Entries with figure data
(begin)
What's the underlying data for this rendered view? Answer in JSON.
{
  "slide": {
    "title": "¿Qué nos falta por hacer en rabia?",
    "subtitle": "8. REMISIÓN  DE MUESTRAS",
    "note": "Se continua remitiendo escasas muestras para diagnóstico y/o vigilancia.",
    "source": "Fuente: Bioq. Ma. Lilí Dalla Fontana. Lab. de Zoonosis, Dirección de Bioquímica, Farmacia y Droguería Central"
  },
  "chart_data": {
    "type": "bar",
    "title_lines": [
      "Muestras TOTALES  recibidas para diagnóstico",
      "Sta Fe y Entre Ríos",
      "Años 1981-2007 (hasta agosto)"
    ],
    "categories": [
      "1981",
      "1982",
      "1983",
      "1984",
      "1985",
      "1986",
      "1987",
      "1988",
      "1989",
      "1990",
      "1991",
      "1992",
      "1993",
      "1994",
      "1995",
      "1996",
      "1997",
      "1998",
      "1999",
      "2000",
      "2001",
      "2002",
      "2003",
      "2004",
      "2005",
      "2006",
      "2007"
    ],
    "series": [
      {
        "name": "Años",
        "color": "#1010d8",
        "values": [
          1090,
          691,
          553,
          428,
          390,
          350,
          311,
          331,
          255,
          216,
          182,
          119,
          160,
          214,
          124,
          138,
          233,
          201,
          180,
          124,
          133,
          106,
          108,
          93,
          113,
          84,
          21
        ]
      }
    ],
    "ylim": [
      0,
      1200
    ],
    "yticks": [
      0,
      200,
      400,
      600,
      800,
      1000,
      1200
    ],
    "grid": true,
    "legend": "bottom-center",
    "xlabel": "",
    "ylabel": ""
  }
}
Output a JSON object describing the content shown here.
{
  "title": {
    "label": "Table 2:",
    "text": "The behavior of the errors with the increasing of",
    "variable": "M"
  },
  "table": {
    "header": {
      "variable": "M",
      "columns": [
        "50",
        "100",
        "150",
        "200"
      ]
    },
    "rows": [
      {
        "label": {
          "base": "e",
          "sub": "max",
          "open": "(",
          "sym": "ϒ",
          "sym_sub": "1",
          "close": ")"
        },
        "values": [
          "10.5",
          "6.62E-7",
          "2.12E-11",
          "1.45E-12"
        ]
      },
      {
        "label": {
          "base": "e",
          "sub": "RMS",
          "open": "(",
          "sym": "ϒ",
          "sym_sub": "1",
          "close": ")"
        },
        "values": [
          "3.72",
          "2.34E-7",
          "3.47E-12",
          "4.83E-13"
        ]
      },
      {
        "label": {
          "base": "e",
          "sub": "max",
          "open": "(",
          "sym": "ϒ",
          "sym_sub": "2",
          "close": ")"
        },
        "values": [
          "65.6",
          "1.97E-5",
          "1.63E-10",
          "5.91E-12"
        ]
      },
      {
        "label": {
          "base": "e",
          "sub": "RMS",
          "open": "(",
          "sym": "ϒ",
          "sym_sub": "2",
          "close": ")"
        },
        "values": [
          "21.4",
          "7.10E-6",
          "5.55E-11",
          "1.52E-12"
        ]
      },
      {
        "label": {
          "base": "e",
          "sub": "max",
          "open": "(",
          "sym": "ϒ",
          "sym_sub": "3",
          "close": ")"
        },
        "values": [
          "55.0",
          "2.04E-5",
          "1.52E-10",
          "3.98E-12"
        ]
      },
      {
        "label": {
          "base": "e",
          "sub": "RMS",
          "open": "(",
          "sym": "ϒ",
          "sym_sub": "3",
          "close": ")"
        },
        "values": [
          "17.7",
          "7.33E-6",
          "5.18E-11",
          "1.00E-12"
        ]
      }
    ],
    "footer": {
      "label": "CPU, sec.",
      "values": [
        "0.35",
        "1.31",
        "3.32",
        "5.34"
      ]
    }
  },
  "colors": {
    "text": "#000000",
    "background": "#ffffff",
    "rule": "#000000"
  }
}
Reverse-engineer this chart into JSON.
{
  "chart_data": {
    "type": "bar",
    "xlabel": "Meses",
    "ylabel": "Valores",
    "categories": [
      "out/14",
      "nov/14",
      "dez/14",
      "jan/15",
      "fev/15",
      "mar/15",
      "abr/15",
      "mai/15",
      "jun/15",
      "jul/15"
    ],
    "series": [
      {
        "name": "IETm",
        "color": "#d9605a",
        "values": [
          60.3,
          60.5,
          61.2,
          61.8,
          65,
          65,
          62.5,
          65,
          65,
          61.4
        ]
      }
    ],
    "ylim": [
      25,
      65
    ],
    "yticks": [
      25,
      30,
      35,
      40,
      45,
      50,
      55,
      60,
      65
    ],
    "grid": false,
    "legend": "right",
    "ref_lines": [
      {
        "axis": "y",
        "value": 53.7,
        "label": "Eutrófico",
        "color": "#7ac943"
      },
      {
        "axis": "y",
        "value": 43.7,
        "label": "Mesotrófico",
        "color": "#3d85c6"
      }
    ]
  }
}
(end)
** Instruction **
All lines above containing the string "para" are to be collected.

** Answer to the task **
    "note": "Se continua remitiendo escasas muestras para diagnóstico y/o vigilancia.",
      "Muestras TOTALES  recibidas para diagnóstico",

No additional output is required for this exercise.